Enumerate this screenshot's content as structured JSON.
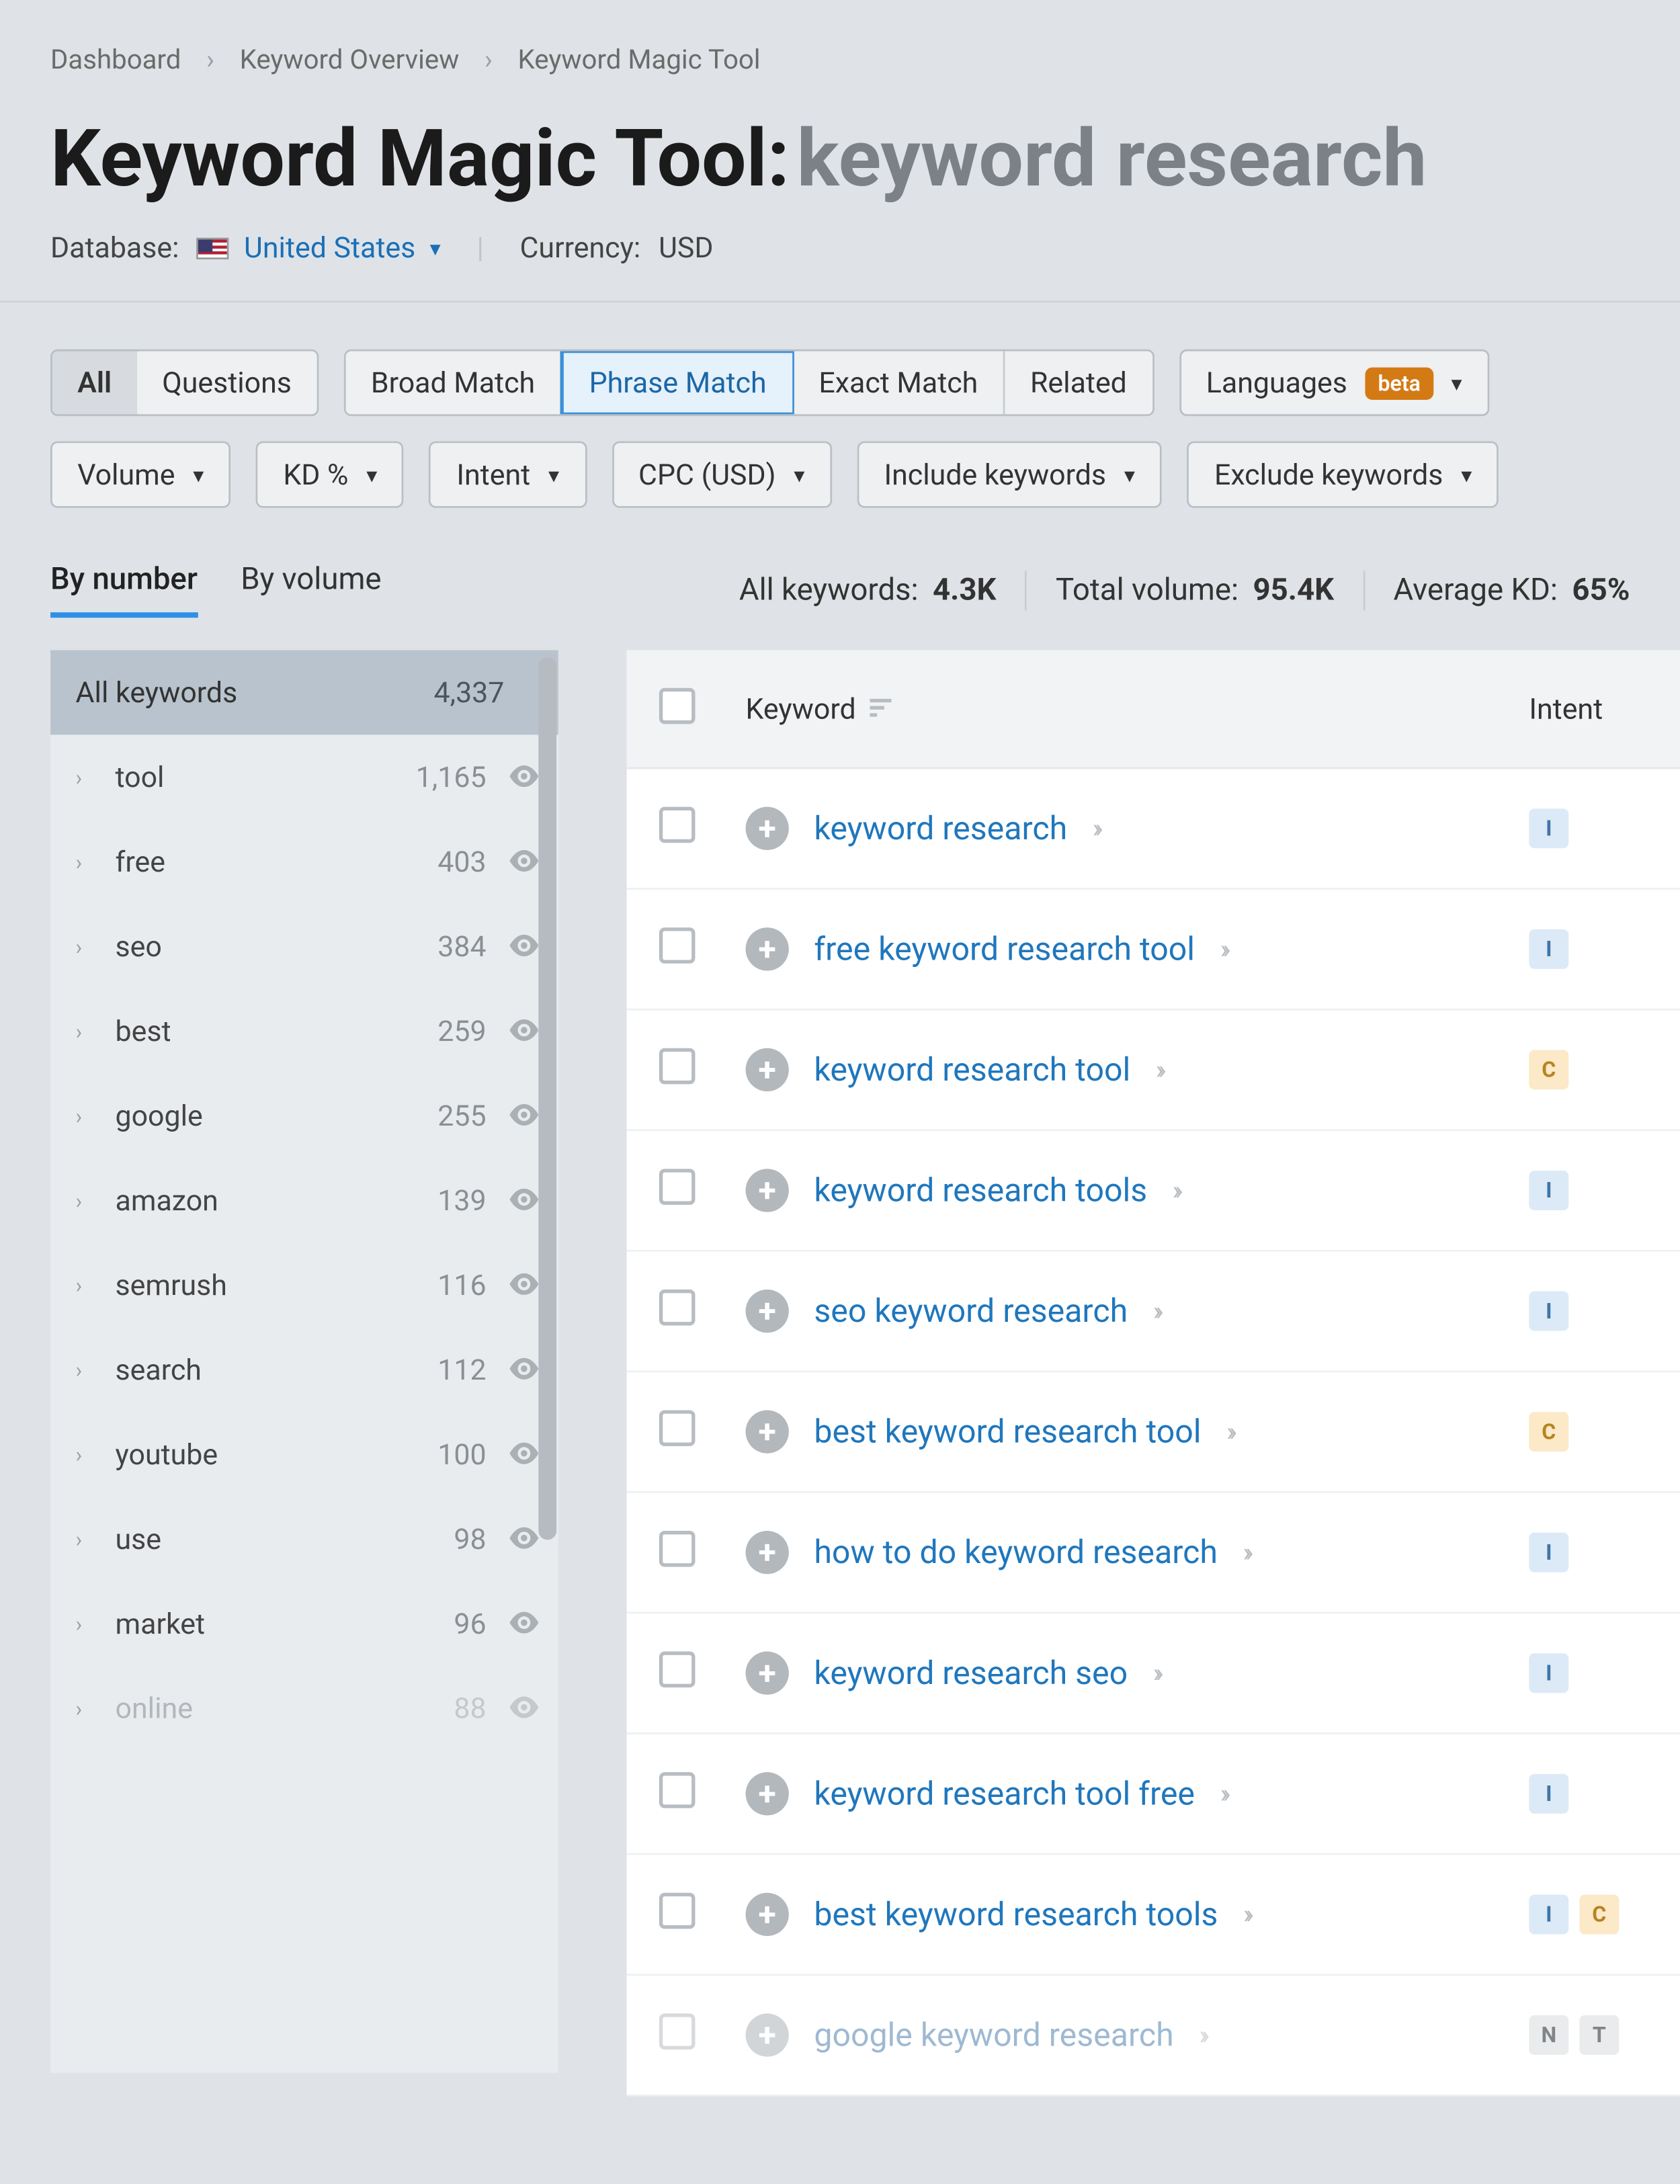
{
  "breadcrumb": [
    "Dashboard",
    "Keyword Overview",
    "Keyword Magic Tool"
  ],
  "title": {
    "tool": "Keyword Magic Tool:",
    "query": "keyword research"
  },
  "database": {
    "label": "Database:",
    "value": "United States"
  },
  "currency": {
    "label": "Currency:",
    "value": "USD"
  },
  "match_group_a": {
    "all": "All",
    "questions": "Questions"
  },
  "match_group_b": {
    "broad": "Broad Match",
    "phrase": "Phrase Match",
    "exact": "Exact Match",
    "related": "Related"
  },
  "languages": {
    "label": "Languages",
    "badge": "beta"
  },
  "filters": {
    "volume": "Volume",
    "kd": "KD %",
    "intent": "Intent",
    "cpc": "CPC (USD)",
    "include": "Include keywords",
    "exclude": "Exclude keywords"
  },
  "sort": {
    "bynumber": "By number",
    "byvolume": "By volume"
  },
  "metrics": {
    "all_label": "All keywords:",
    "all_value": "4.3K",
    "vol_label": "Total volume:",
    "vol_value": "95.4K",
    "kd_label": "Average KD:",
    "kd_value": "65%"
  },
  "sidebar": {
    "header_label": "All keywords",
    "header_count": "4,337",
    "items": [
      {
        "name": "tool",
        "count": "1,165"
      },
      {
        "name": "free",
        "count": "403"
      },
      {
        "name": "seo",
        "count": "384"
      },
      {
        "name": "best",
        "count": "259"
      },
      {
        "name": "google",
        "count": "255"
      },
      {
        "name": "amazon",
        "count": "139"
      },
      {
        "name": "semrush",
        "count": "116"
      },
      {
        "name": "search",
        "count": "112"
      },
      {
        "name": "youtube",
        "count": "100"
      },
      {
        "name": "use",
        "count": "98"
      },
      {
        "name": "market",
        "count": "96"
      },
      {
        "name": "online",
        "count": "88",
        "faded": true
      }
    ]
  },
  "table": {
    "col_keyword": "Keyword",
    "col_intent": "Intent",
    "rows": [
      {
        "kw": "keyword research",
        "intents": [
          "I"
        ]
      },
      {
        "kw": "free keyword research tool",
        "intents": [
          "I"
        ]
      },
      {
        "kw": "keyword research tool",
        "intents": [
          "C"
        ]
      },
      {
        "kw": "keyword research tools",
        "intents": [
          "I"
        ]
      },
      {
        "kw": "seo keyword research",
        "intents": [
          "I"
        ]
      },
      {
        "kw": "best keyword research tool",
        "intents": [
          "C"
        ]
      },
      {
        "kw": "how to do keyword research",
        "intents": [
          "I"
        ]
      },
      {
        "kw": "keyword research seo",
        "intents": [
          "I"
        ]
      },
      {
        "kw": "keyword research tool free",
        "intents": [
          "I"
        ]
      },
      {
        "kw": "best keyword research tools",
        "intents": [
          "I",
          "C"
        ]
      },
      {
        "kw": "google keyword research",
        "intents": [
          "N",
          "T"
        ],
        "faded": true
      }
    ]
  }
}
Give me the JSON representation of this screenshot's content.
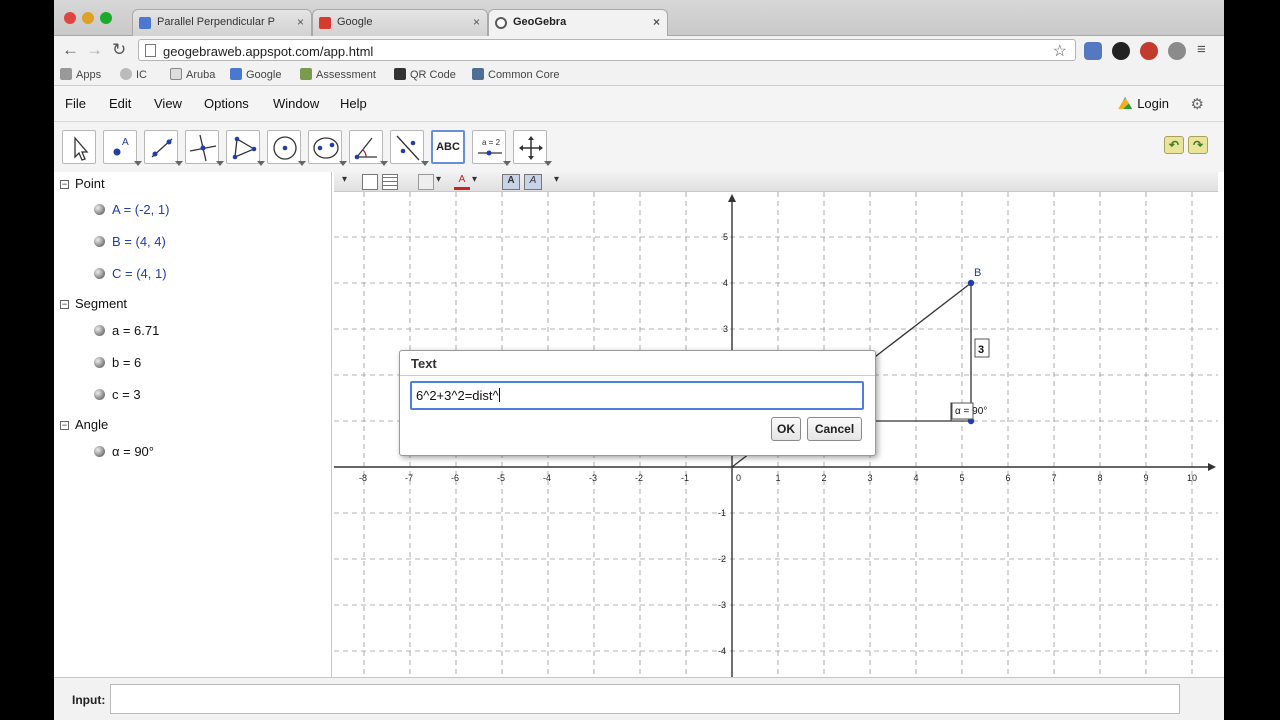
{
  "browser": {
    "tabs": [
      {
        "label": "Parallel Perpendicular P",
        "active": false,
        "color": "#4a78d0"
      },
      {
        "label": "Google",
        "active": false,
        "color": "#d33c2f"
      },
      {
        "label": "GeoGebra",
        "active": true,
        "color": "#5a5a5a"
      }
    ],
    "url": "geogebraweb.appspot.com/app.html",
    "bookmarks": [
      "Apps",
      "IC",
      "Aruba",
      "Google",
      "Assessment",
      "QR Code",
      "Common Core"
    ]
  },
  "menu": {
    "items": [
      "File",
      "Edit",
      "View",
      "Options",
      "Window",
      "Help"
    ],
    "login": "Login"
  },
  "tools": {
    "text_tool": "ABC",
    "slider_tool": "a = 2"
  },
  "algebra": {
    "categories": [
      {
        "name": "Point",
        "items": [
          "A = (-2, 1)",
          "B = (4, 4)",
          "C = (4, 1)"
        ]
      },
      {
        "name": "Segment",
        "items": [
          "a = 6.71",
          "b = 6",
          "c = 3"
        ]
      },
      {
        "name": "Angle",
        "items": [
          "α = 90°"
        ]
      }
    ]
  },
  "graphics": {
    "x_ticks": [
      "-8",
      "-7",
      "-6",
      "-5",
      "-4",
      "-3",
      "-2",
      "-1",
      "0",
      "1",
      "2",
      "3",
      "4",
      "5",
      "6",
      "7",
      "8",
      "9",
      "10"
    ],
    "y_ticks": [
      "5",
      "4",
      "3",
      "2",
      "1",
      "-1",
      "-2",
      "-3",
      "-4"
    ],
    "point_b_label": "B",
    "segment_c_label": "3",
    "angle_label": "α = 90°"
  },
  "dialog": {
    "title": "Text",
    "value": "6^2+3^2=dist^",
    "ok_label": "OK",
    "cancel_label": "Cancel"
  },
  "input_bar": {
    "label": "Input:"
  }
}
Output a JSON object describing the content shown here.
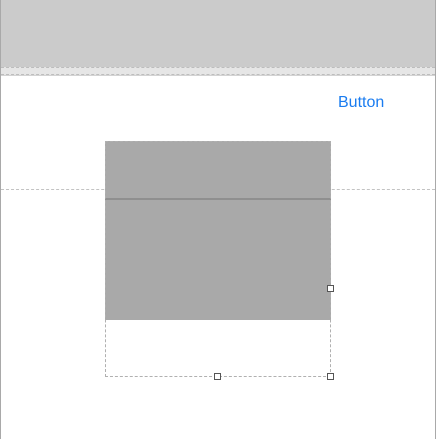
{
  "header": {
    "button_label": "Button"
  },
  "colors": {
    "button_text": "#1a7cf0",
    "top_bar": "#cbcbcb",
    "block_fill": "#a9a9a9",
    "background": "#ffffff"
  },
  "icons": [
    "resize-handle-icon"
  ]
}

→ EXERCISE:
Your output should consist solely of the lines from the line containing "Output a JSON" through the last line of the entries, verbatim, minus any pictures.

→ COMPLETE RESPONSE:
Output a JSON object describing the content shown here.
{
  "header": {
    "button_label": "Button"
  },
  "colors": {
    "button_text": "#1a7cf0",
    "top_bar": "#cbcbcb",
    "block_fill": "#a9a9a9",
    "background": "#ffffff"
  },
  "icons": [
    "resize-handle-icon"
  ]
}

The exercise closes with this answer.